STATED EXERCISE:
Copy out all the records, word for word.

(Extracted data entries)
* * * * *
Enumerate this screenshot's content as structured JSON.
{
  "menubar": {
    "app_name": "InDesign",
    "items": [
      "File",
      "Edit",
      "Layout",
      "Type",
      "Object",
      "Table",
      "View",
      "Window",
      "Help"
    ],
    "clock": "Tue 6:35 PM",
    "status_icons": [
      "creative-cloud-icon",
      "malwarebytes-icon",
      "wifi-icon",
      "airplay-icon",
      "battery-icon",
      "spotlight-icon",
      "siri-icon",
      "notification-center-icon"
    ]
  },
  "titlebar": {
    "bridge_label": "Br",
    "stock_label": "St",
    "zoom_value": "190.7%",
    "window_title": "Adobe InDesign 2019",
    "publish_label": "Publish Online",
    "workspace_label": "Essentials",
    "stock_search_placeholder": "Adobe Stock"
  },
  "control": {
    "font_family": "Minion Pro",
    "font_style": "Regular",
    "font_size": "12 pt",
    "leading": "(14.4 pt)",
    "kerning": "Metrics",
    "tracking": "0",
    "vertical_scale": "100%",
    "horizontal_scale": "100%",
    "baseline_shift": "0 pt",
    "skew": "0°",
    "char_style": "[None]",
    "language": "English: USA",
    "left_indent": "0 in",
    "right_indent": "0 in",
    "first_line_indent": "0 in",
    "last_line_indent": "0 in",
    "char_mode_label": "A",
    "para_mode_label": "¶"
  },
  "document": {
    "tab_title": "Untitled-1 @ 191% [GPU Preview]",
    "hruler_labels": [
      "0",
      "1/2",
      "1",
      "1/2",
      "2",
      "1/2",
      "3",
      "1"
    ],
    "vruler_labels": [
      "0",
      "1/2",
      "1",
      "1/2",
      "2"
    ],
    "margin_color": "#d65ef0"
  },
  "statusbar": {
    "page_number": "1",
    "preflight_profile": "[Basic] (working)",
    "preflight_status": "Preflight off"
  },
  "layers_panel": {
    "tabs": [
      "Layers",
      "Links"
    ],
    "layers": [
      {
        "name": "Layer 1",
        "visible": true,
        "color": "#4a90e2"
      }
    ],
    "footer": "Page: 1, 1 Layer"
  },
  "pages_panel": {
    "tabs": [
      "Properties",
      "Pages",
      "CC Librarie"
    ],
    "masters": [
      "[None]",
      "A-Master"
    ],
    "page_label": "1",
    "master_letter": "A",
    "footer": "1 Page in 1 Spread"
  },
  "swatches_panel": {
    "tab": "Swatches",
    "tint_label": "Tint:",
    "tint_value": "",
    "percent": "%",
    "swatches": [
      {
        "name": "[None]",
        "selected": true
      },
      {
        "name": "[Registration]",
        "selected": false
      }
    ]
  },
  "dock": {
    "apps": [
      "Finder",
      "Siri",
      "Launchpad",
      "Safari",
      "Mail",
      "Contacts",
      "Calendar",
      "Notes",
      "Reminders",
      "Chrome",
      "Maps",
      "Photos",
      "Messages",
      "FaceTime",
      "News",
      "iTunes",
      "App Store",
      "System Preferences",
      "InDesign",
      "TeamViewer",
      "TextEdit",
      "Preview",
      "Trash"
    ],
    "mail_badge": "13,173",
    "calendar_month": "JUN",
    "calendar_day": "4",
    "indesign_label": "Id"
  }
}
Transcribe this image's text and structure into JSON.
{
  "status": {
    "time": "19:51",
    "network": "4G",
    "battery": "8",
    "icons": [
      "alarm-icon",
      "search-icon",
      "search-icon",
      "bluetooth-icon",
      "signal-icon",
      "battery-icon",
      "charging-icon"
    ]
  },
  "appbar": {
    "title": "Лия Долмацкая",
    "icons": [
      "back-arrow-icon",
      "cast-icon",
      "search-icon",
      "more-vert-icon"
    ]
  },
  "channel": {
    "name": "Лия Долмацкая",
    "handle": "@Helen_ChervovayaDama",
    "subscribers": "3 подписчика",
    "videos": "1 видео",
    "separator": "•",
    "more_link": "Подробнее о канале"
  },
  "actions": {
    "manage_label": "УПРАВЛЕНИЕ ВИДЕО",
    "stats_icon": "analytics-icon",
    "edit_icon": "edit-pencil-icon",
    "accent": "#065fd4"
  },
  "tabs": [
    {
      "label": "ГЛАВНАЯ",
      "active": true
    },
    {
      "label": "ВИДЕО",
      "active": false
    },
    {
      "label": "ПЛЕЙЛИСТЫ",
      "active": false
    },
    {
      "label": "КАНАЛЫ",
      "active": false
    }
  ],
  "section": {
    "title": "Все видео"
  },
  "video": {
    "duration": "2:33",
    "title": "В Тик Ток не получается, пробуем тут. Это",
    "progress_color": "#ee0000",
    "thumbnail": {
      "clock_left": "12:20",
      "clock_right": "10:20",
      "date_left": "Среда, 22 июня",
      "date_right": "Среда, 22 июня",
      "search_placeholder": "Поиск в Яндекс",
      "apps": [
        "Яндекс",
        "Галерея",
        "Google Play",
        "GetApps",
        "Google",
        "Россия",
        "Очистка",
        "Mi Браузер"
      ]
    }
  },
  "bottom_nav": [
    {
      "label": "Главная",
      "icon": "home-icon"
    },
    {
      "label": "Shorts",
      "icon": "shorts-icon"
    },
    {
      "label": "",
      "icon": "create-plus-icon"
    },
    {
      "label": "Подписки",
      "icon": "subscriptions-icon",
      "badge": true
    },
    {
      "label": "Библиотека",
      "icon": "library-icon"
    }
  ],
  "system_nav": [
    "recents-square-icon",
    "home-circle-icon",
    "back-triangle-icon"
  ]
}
* * * * *
THE OUTPUT:
Enumerate this screenshot's content as structured JSON.
{
  "menubar": {
    "app_name": "InDesign",
    "items": [
      "File",
      "Edit",
      "Layout",
      "Type",
      "Object",
      "Table",
      "View",
      "Window",
      "Help"
    ],
    "clock": "Tue 6:35 PM",
    "status_icons": [
      "creative-cloud-icon",
      "malwarebytes-icon",
      "wifi-icon",
      "airplay-icon",
      "battery-icon",
      "spotlight-icon",
      "siri-icon",
      "notification-center-icon"
    ]
  },
  "titlebar": {
    "bridge_label": "Br",
    "stock_label": "St",
    "zoom_value": "190.7%",
    "window_title": "Adobe InDesign 2019",
    "publish_label": "Publish Online",
    "workspace_label": "Essentials",
    "stock_search_placeholder": "Adobe Stock"
  },
  "control": {
    "font_family": "Minion Pro",
    "font_style": "Regular",
    "font_size": "12 pt",
    "leading": "(14.4 pt)",
    "kerning": "Metrics",
    "tracking": "0",
    "vertical_scale": "100%",
    "horizontal_scale": "100%",
    "baseline_shift": "0 pt",
    "skew": "0°",
    "char_style": "[None]",
    "language": "English: USA",
    "left_indent": "0 in",
    "right_indent": "0 in",
    "first_line_indent": "0 in",
    "last_line_indent": "0 in",
    "char_mode_label": "A",
    "para_mode_label": "¶"
  },
  "document": {
    "tab_title": "Untitled-1 @ 191% [GPU Preview]",
    "hruler_labels": [
      "0",
      "1/2",
      "1",
      "1/2",
      "2",
      "1/2",
      "3",
      "1"
    ],
    "vruler_labels": [
      "0",
      "1/2",
      "1",
      "1/2",
      "2"
    ],
    "margin_color": "#d65ef0"
  },
  "statusbar": {
    "page_number": "1",
    "preflight_profile": "[Basic] (working)",
    "preflight_status": "Preflight off"
  },
  "layers_panel": {
    "tabs": [
      "Layers",
      "Links"
    ],
    "layers": [
      {
        "name": "Layer 1",
        "visible": true,
        "color": "#4a90e2"
      }
    ],
    "footer": "Page: 1, 1 Layer"
  },
  "pages_panel": {
    "tabs": [
      "Properties",
      "Pages",
      "CC Librarie"
    ],
    "masters": [
      "[None]",
      "A-Master"
    ],
    "page_label": "1",
    "master_letter": "A",
    "footer": "1 Page in 1 Spread"
  },
  "swatches_panel": {
    "tab": "Swatches",
    "tint_label": "Tint:",
    "tint_value": "",
    "percent": "%",
    "swatches": [
      {
        "name": "[None]",
        "selected": true
      },
      {
        "name": "[Registration]",
        "selected": false
      }
    ]
  },
  "dock": {
    "apps": [
      "Finder",
      "Siri",
      "Launchpad",
      "Safari",
      "Mail",
      "Contacts",
      "Calendar",
      "Notes",
      "Reminders",
      "Chrome",
      "Maps",
      "Photos",
      "Messages",
      "FaceTime",
      "News",
      "iTunes",
      "App Store",
      "System Preferences",
      "InDesign",
      "TeamViewer",
      "TextEdit",
      "Preview",
      "Trash"
    ],
    "mail_badge": "13,173",
    "calendar_month": "JUN",
    "calendar_day": "4",
    "indesign_label": "Id"
  }
}
Transcribe this image's text and structure into JSON.
{
  "status": {
    "time": "19:51",
    "network": "4G",
    "battery": "8",
    "icons": [
      "alarm-icon",
      "search-icon",
      "search-icon",
      "bluetooth-icon",
      "signal-icon",
      "battery-icon",
      "charging-icon"
    ]
  },
  "appbar": {
    "title": "Лия Долмацкая",
    "icons": [
      "back-arrow-icon",
      "cast-icon",
      "search-icon",
      "more-vert-icon"
    ]
  },
  "channel": {
    "name": "Лия Долмацкая",
    "handle": "@Helen_ChervovayaDama",
    "subscribers": "3 подписчика",
    "videos": "1 видео",
    "separator": "•",
    "more_link": "Подробнее о канале"
  },
  "actions": {
    "manage_label": "УПРАВЛЕНИЕ ВИДЕО",
    "stats_icon": "analytics-icon",
    "edit_icon": "edit-pencil-icon",
    "accent": "#065fd4"
  },
  "tabs": [
    {
      "label": "ГЛАВНАЯ",
      "active": true
    },
    {
      "label": "ВИДЕО",
      "active": false
    },
    {
      "label": "ПЛЕЙЛИСТЫ",
      "active": false
    },
    {
      "label": "КАНАЛЫ",
      "active": false
    }
  ],
  "section": {
    "title": "Все видео"
  },
  "video": {
    "duration": "2:33",
    "title": "В Тик Ток не получается, пробуем тут. Это",
    "progress_color": "#ee0000",
    "thumbnail": {
      "clock_left": "12:20",
      "clock_right": "10:20",
      "date_left": "Среда, 22 июня",
      "date_right": "Среда, 22 июня",
      "search_placeholder": "Поиск в Яндекс",
      "apps": [
        "Яндекс",
        "Галерея",
        "Google Play",
        "GetApps",
        "Google",
        "Россия",
        "Очистка",
        "Mi Браузер"
      ]
    }
  },
  "bottom_nav": [
    {
      "label": "Главная",
      "icon": "home-icon"
    },
    {
      "label": "Shorts",
      "icon": "shorts-icon"
    },
    {
      "label": "",
      "icon": "create-plus-icon"
    },
    {
      "label": "Подписки",
      "icon": "subscriptions-icon",
      "badge": true
    },
    {
      "label": "Библиотека",
      "icon": "library-icon"
    }
  ],
  "system_nav": [
    "recents-square-icon",
    "home-circle-icon",
    "back-triangle-icon"
  ]
}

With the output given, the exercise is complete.